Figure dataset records

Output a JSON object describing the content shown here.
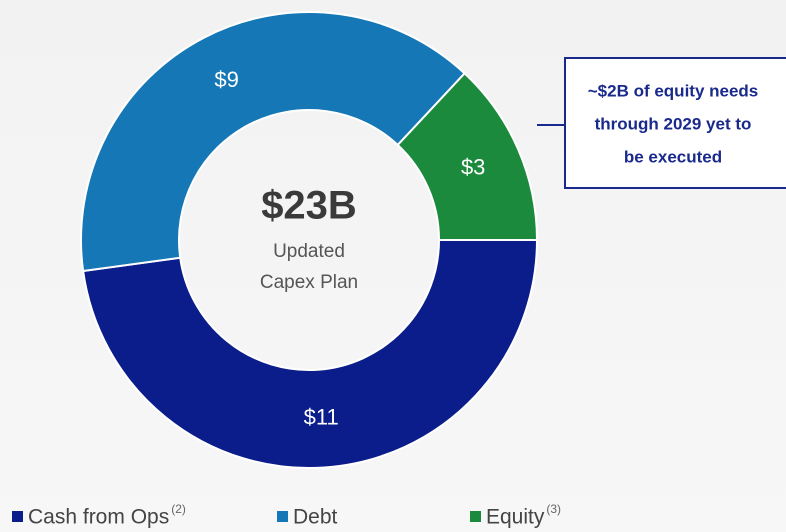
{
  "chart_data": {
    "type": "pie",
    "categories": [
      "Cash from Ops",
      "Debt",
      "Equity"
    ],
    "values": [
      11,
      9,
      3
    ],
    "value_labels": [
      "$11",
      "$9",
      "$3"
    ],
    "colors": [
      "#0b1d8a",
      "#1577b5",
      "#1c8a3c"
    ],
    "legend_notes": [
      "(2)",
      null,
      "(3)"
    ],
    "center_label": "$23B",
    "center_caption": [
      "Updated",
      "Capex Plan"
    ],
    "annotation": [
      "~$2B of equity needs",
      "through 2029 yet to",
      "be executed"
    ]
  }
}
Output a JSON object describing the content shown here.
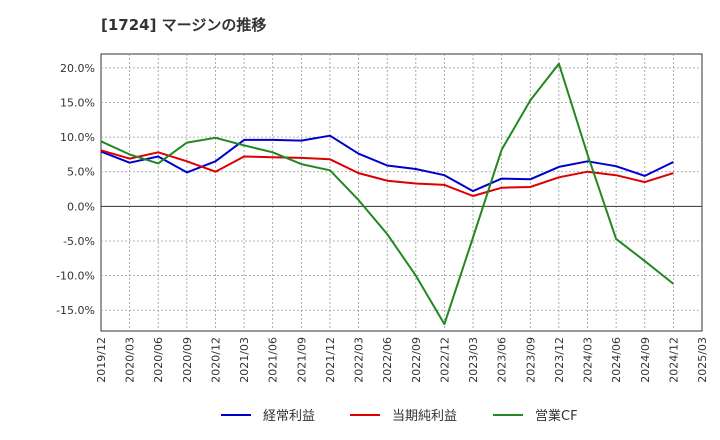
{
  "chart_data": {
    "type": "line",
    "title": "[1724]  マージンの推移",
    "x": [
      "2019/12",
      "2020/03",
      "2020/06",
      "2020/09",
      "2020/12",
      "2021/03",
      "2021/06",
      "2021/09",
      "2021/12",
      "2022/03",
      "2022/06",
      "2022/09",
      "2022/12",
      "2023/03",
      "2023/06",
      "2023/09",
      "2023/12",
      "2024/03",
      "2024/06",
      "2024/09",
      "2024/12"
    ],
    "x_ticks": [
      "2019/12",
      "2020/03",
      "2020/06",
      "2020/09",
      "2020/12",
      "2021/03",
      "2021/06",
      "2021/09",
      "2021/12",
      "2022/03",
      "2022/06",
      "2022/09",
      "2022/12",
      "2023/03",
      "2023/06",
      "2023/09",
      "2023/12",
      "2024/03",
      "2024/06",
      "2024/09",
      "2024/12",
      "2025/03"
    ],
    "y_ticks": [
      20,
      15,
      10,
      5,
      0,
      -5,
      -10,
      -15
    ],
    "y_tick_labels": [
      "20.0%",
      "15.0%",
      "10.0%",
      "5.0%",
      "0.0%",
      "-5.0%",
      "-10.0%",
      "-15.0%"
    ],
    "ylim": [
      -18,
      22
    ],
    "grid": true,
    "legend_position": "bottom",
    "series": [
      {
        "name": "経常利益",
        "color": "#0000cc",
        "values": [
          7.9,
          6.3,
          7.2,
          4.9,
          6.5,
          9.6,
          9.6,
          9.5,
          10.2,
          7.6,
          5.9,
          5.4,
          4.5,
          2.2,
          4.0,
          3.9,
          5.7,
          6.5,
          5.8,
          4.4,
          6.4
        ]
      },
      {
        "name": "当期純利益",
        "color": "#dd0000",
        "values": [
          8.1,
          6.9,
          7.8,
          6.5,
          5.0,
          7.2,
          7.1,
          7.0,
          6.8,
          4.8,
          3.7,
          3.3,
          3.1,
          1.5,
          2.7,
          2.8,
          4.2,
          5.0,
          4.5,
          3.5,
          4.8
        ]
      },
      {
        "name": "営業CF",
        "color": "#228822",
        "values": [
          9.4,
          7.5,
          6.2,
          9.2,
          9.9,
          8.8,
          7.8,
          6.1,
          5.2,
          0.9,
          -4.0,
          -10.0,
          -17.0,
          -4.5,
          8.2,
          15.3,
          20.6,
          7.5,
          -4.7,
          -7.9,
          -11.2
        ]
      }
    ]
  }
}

GIVEN EXERCISE – Make an exact copy of every entry above, minus the images.

WRITTEN SOLUTION –
Output a JSON object describing the content shown here.
{
  "chart_data": {
    "type": "pie",
    "categories": [
      "Cash from Ops",
      "Debt",
      "Equity"
    ],
    "values": [
      11,
      9,
      3
    ],
    "value_labels": [
      "$11",
      "$9",
      "$3"
    ],
    "colors": [
      "#0b1d8a",
      "#1577b5",
      "#1c8a3c"
    ],
    "legend_notes": [
      "(2)",
      null,
      "(3)"
    ],
    "center_label": "$23B",
    "center_caption": [
      "Updated",
      "Capex Plan"
    ],
    "annotation": [
      "~$2B of equity needs",
      "through 2029 yet to",
      "be executed"
    ]
  }
}
Output a JSON object describing the content shown here.
{
  "chart_data": {
    "type": "line",
    "title": "[1724]  マージンの推移",
    "x": [
      "2019/12",
      "2020/03",
      "2020/06",
      "2020/09",
      "2020/12",
      "2021/03",
      "2021/06",
      "2021/09",
      "2021/12",
      "2022/03",
      "2022/06",
      "2022/09",
      "2022/12",
      "2023/03",
      "2023/06",
      "2023/09",
      "2023/12",
      "2024/03",
      "2024/06",
      "2024/09",
      "2024/12"
    ],
    "x_ticks": [
      "2019/12",
      "2020/03",
      "2020/06",
      "2020/09",
      "2020/12",
      "2021/03",
      "2021/06",
      "2021/09",
      "2021/12",
      "2022/03",
      "2022/06",
      "2022/09",
      "2022/12",
      "2023/03",
      "2023/06",
      "2023/09",
      "2023/12",
      "2024/03",
      "2024/06",
      "2024/09",
      "2024/12",
      "2025/03"
    ],
    "y_ticks": [
      20,
      15,
      10,
      5,
      0,
      -5,
      -10,
      -15
    ],
    "y_tick_labels": [
      "20.0%",
      "15.0%",
      "10.0%",
      "5.0%",
      "0.0%",
      "-5.0%",
      "-10.0%",
      "-15.0%"
    ],
    "ylim": [
      -18,
      22
    ],
    "grid": true,
    "legend_position": "bottom",
    "series": [
      {
        "name": "経常利益",
        "color": "#0000cc",
        "values": [
          7.9,
          6.3,
          7.2,
          4.9,
          6.5,
          9.6,
          9.6,
          9.5,
          10.2,
          7.6,
          5.9,
          5.4,
          4.5,
          2.2,
          4.0,
          3.9,
          5.7,
          6.5,
          5.8,
          4.4,
          6.4
        ]
      },
      {
        "name": "当期純利益",
        "color": "#dd0000",
        "values": [
          8.1,
          6.9,
          7.8,
          6.5,
          5.0,
          7.2,
          7.1,
          7.0,
          6.8,
          4.8,
          3.7,
          3.3,
          3.1,
          1.5,
          2.7,
          2.8,
          4.2,
          5.0,
          4.5,
          3.5,
          4.8
        ]
      },
      {
        "name": "営業CF",
        "color": "#228822",
        "values": [
          9.4,
          7.5,
          6.2,
          9.2,
          9.9,
          8.8,
          7.8,
          6.1,
          5.2,
          0.9,
          -4.0,
          -10.0,
          -17.0,
          -4.5,
          8.2,
          15.3,
          20.6,
          7.5,
          -4.7,
          -7.9,
          -11.2
        ]
      }
    ]
  }
}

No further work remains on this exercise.